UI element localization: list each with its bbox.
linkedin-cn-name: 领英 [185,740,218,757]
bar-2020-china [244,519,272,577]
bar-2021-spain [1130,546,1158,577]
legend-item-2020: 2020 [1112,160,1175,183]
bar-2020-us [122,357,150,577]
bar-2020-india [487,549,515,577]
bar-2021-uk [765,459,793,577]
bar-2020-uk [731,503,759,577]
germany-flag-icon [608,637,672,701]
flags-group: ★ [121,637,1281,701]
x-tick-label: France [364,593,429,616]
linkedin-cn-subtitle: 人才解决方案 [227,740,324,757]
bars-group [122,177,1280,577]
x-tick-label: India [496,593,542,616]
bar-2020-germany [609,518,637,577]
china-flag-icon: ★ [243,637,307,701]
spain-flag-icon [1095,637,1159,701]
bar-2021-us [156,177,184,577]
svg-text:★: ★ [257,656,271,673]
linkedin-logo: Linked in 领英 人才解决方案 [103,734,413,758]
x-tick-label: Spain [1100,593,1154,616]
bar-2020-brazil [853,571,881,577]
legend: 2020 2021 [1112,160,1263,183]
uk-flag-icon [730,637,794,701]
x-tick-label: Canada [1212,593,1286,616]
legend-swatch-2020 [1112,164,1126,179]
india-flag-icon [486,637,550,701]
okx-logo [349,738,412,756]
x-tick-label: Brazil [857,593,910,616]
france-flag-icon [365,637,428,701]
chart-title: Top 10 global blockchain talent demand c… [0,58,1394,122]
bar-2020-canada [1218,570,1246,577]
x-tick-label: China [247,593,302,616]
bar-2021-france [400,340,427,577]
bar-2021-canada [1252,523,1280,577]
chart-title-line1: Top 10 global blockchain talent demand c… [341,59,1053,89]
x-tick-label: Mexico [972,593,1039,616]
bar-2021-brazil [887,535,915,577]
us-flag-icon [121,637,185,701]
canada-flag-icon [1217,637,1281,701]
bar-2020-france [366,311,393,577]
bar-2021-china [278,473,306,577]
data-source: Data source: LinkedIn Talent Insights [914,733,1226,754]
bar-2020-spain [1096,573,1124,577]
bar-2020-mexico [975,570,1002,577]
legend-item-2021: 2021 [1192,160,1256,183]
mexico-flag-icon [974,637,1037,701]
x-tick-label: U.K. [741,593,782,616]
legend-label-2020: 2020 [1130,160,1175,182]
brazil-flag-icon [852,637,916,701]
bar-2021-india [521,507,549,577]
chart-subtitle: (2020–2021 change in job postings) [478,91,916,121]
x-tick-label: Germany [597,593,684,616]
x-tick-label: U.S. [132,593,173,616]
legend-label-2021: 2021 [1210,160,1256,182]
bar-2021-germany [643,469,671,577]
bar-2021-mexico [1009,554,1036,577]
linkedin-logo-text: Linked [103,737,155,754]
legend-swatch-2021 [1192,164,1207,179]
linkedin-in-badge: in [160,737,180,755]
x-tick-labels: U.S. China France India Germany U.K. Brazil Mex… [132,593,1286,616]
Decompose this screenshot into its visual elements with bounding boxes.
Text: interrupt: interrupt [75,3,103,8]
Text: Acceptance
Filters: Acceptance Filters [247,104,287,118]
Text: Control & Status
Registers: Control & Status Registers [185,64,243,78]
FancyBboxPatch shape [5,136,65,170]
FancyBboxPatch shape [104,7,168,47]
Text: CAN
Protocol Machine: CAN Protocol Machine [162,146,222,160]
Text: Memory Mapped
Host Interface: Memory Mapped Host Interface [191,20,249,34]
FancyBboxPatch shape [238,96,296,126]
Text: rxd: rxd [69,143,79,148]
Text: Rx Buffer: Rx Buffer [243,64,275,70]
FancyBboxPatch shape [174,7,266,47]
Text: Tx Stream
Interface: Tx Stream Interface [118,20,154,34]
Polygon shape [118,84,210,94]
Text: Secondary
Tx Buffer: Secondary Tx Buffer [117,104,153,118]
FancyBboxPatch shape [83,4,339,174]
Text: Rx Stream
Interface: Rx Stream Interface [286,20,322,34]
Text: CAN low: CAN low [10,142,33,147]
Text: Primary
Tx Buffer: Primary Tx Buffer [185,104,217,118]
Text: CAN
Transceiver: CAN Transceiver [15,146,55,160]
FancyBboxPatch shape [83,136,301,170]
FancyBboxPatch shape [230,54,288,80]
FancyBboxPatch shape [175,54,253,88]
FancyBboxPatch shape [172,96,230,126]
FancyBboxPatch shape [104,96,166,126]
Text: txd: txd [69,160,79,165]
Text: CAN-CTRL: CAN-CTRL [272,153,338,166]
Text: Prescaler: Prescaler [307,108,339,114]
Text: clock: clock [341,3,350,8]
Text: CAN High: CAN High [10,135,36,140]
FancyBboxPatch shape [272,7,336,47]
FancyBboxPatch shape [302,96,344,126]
########
▶ WORK TO DO: Print every item above verbatim, keeping each line in its original order.

▶ FINISHED EXERCISE:
UI element localization: list each with its bbox.
linkedin-cn-name: 领英 [185,740,218,757]
bar-2020-china [244,519,272,577]
bar-2021-spain [1130,546,1158,577]
legend-item-2020: 2020 [1112,160,1175,183]
bar-2020-us [122,357,150,577]
bar-2020-india [487,549,515,577]
bar-2021-uk [765,459,793,577]
bar-2020-uk [731,503,759,577]
germany-flag-icon [608,637,672,701]
flags-group: ★ [121,637,1281,701]
x-tick-label: France [364,593,429,616]
linkedin-cn-subtitle: 人才解决方案 [227,740,324,757]
bars-group [122,177,1280,577]
x-tick-label: India [496,593,542,616]
bar-2020-germany [609,518,637,577]
china-flag-icon: ★ [243,637,307,701]
spain-flag-icon [1095,637,1159,701]
bar-2021-us [156,177,184,577]
svg-text:★: ★ [257,656,271,673]
linkedin-logo: Linked in 领英 人才解决方案 [103,734,413,758]
x-tick-label: Spain [1100,593,1154,616]
bar-2020-brazil [853,571,881,577]
legend: 2020 2021 [1112,160,1263,183]
uk-flag-icon [730,637,794,701]
x-tick-label: Canada [1212,593,1286,616]
legend-swatch-2020 [1112,164,1126,179]
india-flag-icon [486,637,550,701]
okx-logo [349,738,412,756]
x-tick-label: Brazil [857,593,910,616]
france-flag-icon [365,637,428,701]
chart-title: Top 10 global blockchain talent demand c… [0,58,1394,122]
bar-2020-canada [1218,570,1246,577]
x-tick-label: China [247,593,302,616]
bar-2021-france [400,340,427,577]
bar-2021-canada [1252,523,1280,577]
chart-title-line1: Top 10 global blockchain talent demand c… [341,59,1053,89]
x-tick-label: Mexico [972,593,1039,616]
bar-2021-brazil [887,535,915,577]
us-flag-icon [121,637,185,701]
canada-flag-icon [1217,637,1281,701]
bar-2020-france [366,311,393,577]
bar-2021-china [278,473,306,577]
data-source: Data source: LinkedIn Talent Insights [914,733,1226,754]
bar-2020-spain [1096,573,1124,577]
bar-2020-mexico [975,570,1002,577]
legend-item-2021: 2021 [1192,160,1256,183]
mexico-flag-icon [974,637,1037,701]
x-tick-label: U.K. [741,593,782,616]
legend-label-2020: 2020 [1130,160,1175,182]
brazil-flag-icon [852,637,916,701]
bar-2021-india [521,507,549,577]
chart-subtitle: (2020–2021 change in job postings) [478,91,916,121]
x-tick-label: Germany [597,593,684,616]
x-tick-label: U.S. [132,593,173,616]
legend-label-2021: 2021 [1210,160,1256,182]
bar-2021-germany [643,469,671,577]
bar-2021-mexico [1009,554,1036,577]
linkedin-logo-text: Linked [103,737,155,754]
legend-swatch-2021 [1192,164,1207,179]
linkedin-in-badge: in [160,737,180,755]
x-tick-labels: U.S. China France India Germany U.K. Brazil Mex… [132,593,1286,616]
Decompose this screenshot into its visual elements with bounding boxes.
Text: interrupt: interrupt [75,3,103,8]
Text: Acceptance
Filters: Acceptance Filters [247,104,287,118]
Text: Control & Status
Registers: Control & Status Registers [185,64,243,78]
FancyBboxPatch shape [5,136,65,170]
FancyBboxPatch shape [104,7,168,47]
Text: CAN
Protocol Machine: CAN Protocol Machine [162,146,222,160]
Text: Memory Mapped
Host Interface: Memory Mapped Host Interface [191,20,249,34]
FancyBboxPatch shape [238,96,296,126]
Text: rxd: rxd [69,143,79,148]
Text: Rx Buffer: Rx Buffer [243,64,275,70]
FancyBboxPatch shape [174,7,266,47]
Text: Tx Stream
Interface: Tx Stream Interface [118,20,154,34]
Polygon shape [118,84,210,94]
Text: Secondary
Tx Buffer: Secondary Tx Buffer [117,104,153,118]
FancyBboxPatch shape [83,4,339,174]
Text: Rx Stream
Interface: Rx Stream Interface [286,20,322,34]
Text: CAN low: CAN low [10,142,33,147]
Text: Primary
Tx Buffer: Primary Tx Buffer [185,104,217,118]
Text: CAN
Transceiver: CAN Transceiver [15,146,55,160]
FancyBboxPatch shape [83,136,301,170]
FancyBboxPatch shape [230,54,288,80]
FancyBboxPatch shape [175,54,253,88]
FancyBboxPatch shape [172,96,230,126]
FancyBboxPatch shape [104,96,166,126]
Text: txd: txd [69,160,79,165]
Text: CAN-CTRL: CAN-CTRL [272,153,338,166]
Text: Prescaler: Prescaler [307,108,339,114]
Text: clock: clock [341,3,350,8]
Text: CAN High: CAN High [10,135,36,140]
FancyBboxPatch shape [272,7,336,47]
FancyBboxPatch shape [302,96,344,126]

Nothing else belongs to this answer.